- [Set problem] Copy each line below in which the word "from" occurs.

- [Entries supplied]
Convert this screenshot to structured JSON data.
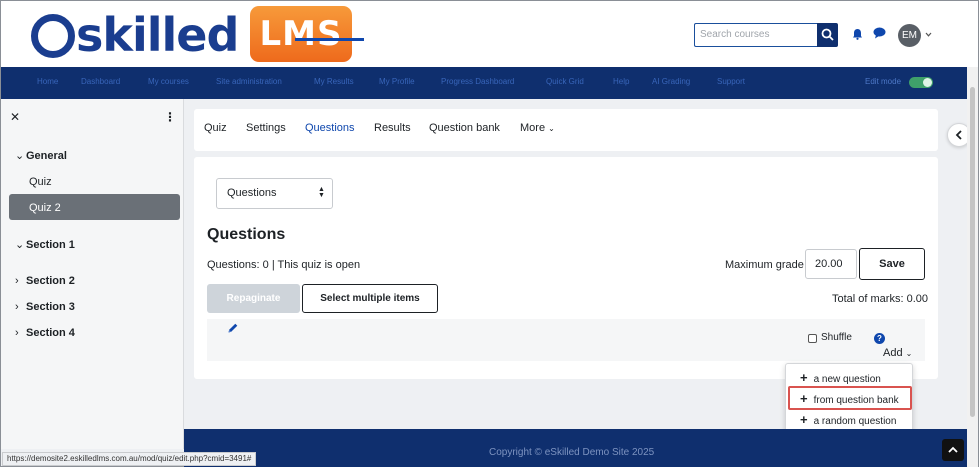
{
  "brand": {
    "logo_text": "skilled",
    "logo_badge": "LMS",
    "primary_color": "#1a3d8f",
    "accent_color": "#ee6a1c"
  },
  "header": {
    "search_placeholder": "Search courses",
    "avatar_initials": "EM",
    "nav_items": [
      "Home",
      "Dashboard",
      "My courses",
      "Site administration",
      "My Results",
      "My Profile",
      "Progress Dashboard",
      "Quick Grid",
      "Help",
      "AI Grading",
      "Support"
    ],
    "edit_mode_label": "Edit mode"
  },
  "sidebar": {
    "sections": [
      {
        "label": "General",
        "expanded": true,
        "items": [
          "Quiz",
          "Quiz 2"
        ]
      },
      {
        "label": "Section 1",
        "expanded": true,
        "items": []
      },
      {
        "label": "Section 2",
        "expanded": false,
        "items": []
      },
      {
        "label": "Section 3",
        "expanded": false,
        "items": []
      },
      {
        "label": "Section 4",
        "expanded": false,
        "items": []
      }
    ],
    "active_item": "Quiz 2"
  },
  "tabs": [
    "Quiz",
    "Settings",
    "Questions",
    "Results",
    "Question bank",
    "More"
  ],
  "active_tab": "Questions",
  "main": {
    "select_value": "Questions",
    "heading": "Questions",
    "status": "Questions: 0 | This quiz is open",
    "max_grade_label": "Maximum grade",
    "max_grade_value": "20.00",
    "save_label": "Save",
    "repaginate_label": "Repaginate",
    "select_multiple_label": "Select multiple items",
    "total_marks": "Total of marks: 0.00",
    "shuffle_label": "Shuffle",
    "add_label": "Add"
  },
  "add_menu": {
    "items": [
      "a new question",
      "from question bank",
      "a random question"
    ],
    "highlighted": "from question bank"
  },
  "footer": {
    "copyright": "Copyright © eSkilled Demo Site 2025"
  },
  "status_bar": {
    "url": "https://demosite2.eskilledlms.com.au/mod/quiz/edit.php?cmid=3491#"
  }
}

- [Correct answer]
      "from question bank",
    "highlighted": "from question bank"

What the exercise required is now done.